* [AIM OF THE TASK] Verbatim output of all the material below is required.

>> BEGIN MATERIAL FOR THIS EXERCISE

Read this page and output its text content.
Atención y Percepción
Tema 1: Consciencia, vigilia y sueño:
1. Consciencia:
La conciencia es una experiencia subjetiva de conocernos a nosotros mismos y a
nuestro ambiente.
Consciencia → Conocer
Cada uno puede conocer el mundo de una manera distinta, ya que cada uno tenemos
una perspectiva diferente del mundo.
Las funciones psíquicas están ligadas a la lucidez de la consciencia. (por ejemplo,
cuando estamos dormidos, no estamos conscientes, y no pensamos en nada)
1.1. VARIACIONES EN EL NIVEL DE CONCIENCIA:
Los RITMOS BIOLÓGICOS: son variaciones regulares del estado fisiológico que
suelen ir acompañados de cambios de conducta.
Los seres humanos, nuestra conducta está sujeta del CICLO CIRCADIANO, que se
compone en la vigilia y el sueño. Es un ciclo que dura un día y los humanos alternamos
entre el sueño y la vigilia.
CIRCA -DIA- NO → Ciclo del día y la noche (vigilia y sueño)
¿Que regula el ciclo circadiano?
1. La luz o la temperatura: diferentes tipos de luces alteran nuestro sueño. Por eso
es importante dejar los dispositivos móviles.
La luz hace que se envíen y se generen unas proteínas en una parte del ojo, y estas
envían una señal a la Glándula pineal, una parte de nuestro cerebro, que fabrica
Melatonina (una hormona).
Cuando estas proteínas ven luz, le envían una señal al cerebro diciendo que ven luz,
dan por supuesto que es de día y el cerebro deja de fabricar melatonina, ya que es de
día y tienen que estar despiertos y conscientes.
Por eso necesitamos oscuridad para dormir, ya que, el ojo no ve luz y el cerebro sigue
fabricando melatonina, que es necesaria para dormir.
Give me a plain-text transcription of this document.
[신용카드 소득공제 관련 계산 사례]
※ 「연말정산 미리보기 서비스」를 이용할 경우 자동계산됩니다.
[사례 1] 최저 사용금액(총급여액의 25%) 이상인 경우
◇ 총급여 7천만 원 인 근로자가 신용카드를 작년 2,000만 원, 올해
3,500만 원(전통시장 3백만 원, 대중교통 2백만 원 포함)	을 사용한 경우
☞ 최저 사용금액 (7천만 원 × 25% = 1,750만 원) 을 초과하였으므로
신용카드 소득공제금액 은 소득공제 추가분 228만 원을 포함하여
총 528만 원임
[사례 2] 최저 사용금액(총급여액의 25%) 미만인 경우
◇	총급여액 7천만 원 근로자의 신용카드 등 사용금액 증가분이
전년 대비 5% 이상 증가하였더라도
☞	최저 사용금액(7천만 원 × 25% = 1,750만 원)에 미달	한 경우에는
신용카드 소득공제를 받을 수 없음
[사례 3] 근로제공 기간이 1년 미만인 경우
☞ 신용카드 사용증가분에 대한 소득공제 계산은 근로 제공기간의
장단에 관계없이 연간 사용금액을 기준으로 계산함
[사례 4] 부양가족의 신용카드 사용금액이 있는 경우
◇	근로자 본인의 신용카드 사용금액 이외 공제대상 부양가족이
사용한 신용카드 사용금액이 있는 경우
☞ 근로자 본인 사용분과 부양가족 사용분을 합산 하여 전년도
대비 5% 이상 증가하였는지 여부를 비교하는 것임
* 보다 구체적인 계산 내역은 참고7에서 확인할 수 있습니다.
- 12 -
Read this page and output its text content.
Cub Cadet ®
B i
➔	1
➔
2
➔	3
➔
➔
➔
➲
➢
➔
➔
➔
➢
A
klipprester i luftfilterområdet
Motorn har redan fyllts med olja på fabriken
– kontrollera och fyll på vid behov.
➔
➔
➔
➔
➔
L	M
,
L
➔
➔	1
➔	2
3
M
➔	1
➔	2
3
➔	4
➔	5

>> END MATERIAL FOR THIS EXERCISE

* [RESULT OF THE EXERCISE]
Read this page and output its text content.
Atención y Percepción
Tema 1: Consciencia, vigilia y sueño:
1. Consciencia:
La conciencia es una experiencia subjetiva de conocernos a nosotros mismos y a
nuestro ambiente.
Consciencia → Conocer
Cada uno puede conocer el mundo de una manera distinta, ya que cada uno tenemos
una perspectiva diferente del mundo.
Las funciones psíquicas están ligadas a la lucidez de la consciencia. (por ejemplo,
cuando estamos dormidos, no estamos conscientes, y no pensamos en nada)
1.1. VARIACIONES EN EL NIVEL DE CONCIENCIA:
Los RITMOS BIOLÓGICOS: son variaciones regulares del estado fisiológico que
suelen ir acompañados de cambios de conducta.
Los seres humanos, nuestra conducta está sujeta del CICLO CIRCADIANO, que se
compone en la vigilia y el sueño. Es un ciclo que dura un día y los humanos alternamos
entre el sueño y la vigilia.
CIRCA -DIA- NO → Ciclo del día y la noche (vigilia y sueño)
¿Que regula el ciclo circadiano?
1. La luz o la temperatura: diferentes tipos de luces alteran nuestro sueño. Por eso
es importante dejar los dispositivos móviles.
La luz hace que se envíen y se generen unas proteínas en una parte del ojo, y estas
envían una señal a la Glándula pineal, una parte de nuestro cerebro, que fabrica
Melatonina (una hormona).
Cuando estas proteínas ven luz, le envían una señal al cerebro diciendo que ven luz,
dan por supuesto que es de día y el cerebro deja de fabricar melatonina, ya que es de
día y tienen que estar despiertos y conscientes.
Por eso necesitamos oscuridad para dormir, ya que, el ojo no ve luz y el cerebro sigue
fabricando melatonina, que es necesaria para dormir.
Give me a plain-text transcription of this document.
[신용카드 소득공제 관련 계산 사례]
※ 「연말정산 미리보기 서비스」를 이용할 경우 자동계산됩니다.
[사례 1] 최저 사용금액(총급여액의 25%) 이상인 경우
◇ 총급여 7천만 원 인 근로자가 신용카드를 작년 2,000만 원, 올해
3,500만 원(전통시장 3백만 원, 대중교통 2백만 원 포함)	을 사용한 경우
☞ 최저 사용금액 (7천만 원 × 25% = 1,750만 원) 을 초과하였으므로
신용카드 소득공제금액 은 소득공제 추가분 228만 원을 포함하여
총 528만 원임
[사례 2] 최저 사용금액(총급여액의 25%) 미만인 경우
◇	총급여액 7천만 원 근로자의 신용카드 등 사용금액 증가분이
전년 대비 5% 이상 증가하였더라도
☞	최저 사용금액(7천만 원 × 25% = 1,750만 원)에 미달	한 경우에는
신용카드 소득공제를 받을 수 없음
[사례 3] 근로제공 기간이 1년 미만인 경우
☞ 신용카드 사용증가분에 대한 소득공제 계산은 근로 제공기간의
장단에 관계없이 연간 사용금액을 기준으로 계산함
[사례 4] 부양가족의 신용카드 사용금액이 있는 경우
◇	근로자 본인의 신용카드 사용금액 이외 공제대상 부양가족이
사용한 신용카드 사용금액이 있는 경우
☞ 근로자 본인 사용분과 부양가족 사용분을 합산 하여 전년도
대비 5% 이상 증가하였는지 여부를 비교하는 것임
* 보다 구체적인 계산 내역은 참고7에서 확인할 수 있습니다.
- 12 -
Read this page and output its text content.
Cub Cadet ®
B i
➔	1
➔
2
➔	3
➔
➔
➔
➲
➢
➔
➔
➔
➢
A
klipprester i luftfilterområdet
Motorn har redan fyllts med olja på fabriken
– kontrollera och fyll på vid behov.
➔
➔
➔
➔
➔
L	M
,
L
➔
➔	1
➔	2
3
M
➔	1
➔	2
3
➔	4
➔	5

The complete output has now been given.